Task prompt: Work out how many lines in the entries below include the word "Mixed". Give nothing but the number.
=== Extracted information ===
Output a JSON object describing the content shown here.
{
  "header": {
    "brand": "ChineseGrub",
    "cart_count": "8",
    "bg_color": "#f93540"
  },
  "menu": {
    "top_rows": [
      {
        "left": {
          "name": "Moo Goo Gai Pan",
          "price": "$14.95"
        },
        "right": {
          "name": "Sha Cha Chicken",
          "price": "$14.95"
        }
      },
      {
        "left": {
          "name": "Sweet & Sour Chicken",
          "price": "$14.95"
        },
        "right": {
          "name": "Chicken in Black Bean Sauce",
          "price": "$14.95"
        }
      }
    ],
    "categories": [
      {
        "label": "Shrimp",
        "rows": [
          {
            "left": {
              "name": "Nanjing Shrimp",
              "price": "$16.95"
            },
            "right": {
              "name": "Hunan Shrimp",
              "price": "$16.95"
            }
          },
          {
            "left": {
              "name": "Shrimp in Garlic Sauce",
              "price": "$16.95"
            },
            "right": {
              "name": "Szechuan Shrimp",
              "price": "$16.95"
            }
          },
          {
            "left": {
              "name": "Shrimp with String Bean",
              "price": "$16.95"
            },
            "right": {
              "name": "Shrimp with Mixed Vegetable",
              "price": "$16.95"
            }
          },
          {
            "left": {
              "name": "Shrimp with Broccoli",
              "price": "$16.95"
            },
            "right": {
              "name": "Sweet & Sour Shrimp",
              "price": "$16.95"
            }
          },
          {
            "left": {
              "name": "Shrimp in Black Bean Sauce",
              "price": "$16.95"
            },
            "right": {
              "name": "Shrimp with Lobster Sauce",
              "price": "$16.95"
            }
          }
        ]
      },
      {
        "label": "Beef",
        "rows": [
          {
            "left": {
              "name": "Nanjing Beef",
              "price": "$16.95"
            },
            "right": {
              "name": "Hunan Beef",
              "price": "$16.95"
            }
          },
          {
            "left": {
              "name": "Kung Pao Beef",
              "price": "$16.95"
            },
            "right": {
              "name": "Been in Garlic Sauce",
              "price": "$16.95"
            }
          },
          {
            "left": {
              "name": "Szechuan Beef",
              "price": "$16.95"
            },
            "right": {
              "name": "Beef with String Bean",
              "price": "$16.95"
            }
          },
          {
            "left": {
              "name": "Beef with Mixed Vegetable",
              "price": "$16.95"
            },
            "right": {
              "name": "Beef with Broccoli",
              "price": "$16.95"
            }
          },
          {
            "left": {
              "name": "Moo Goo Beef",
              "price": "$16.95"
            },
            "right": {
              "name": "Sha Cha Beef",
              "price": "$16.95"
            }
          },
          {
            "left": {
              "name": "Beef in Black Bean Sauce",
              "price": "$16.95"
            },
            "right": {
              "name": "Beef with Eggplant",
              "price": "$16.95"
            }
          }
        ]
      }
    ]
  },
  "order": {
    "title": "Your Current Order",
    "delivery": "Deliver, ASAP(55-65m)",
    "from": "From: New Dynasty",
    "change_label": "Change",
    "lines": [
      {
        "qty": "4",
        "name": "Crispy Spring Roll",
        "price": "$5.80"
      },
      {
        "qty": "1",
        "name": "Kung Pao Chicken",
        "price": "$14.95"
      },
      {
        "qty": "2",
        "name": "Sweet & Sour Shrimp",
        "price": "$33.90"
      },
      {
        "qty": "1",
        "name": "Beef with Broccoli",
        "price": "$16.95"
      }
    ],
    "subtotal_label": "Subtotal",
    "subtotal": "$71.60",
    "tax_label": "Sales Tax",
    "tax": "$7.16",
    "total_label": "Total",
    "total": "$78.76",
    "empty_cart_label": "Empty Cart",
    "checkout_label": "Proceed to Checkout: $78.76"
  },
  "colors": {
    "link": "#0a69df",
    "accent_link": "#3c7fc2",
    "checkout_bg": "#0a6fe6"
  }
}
===
Finished answer: 2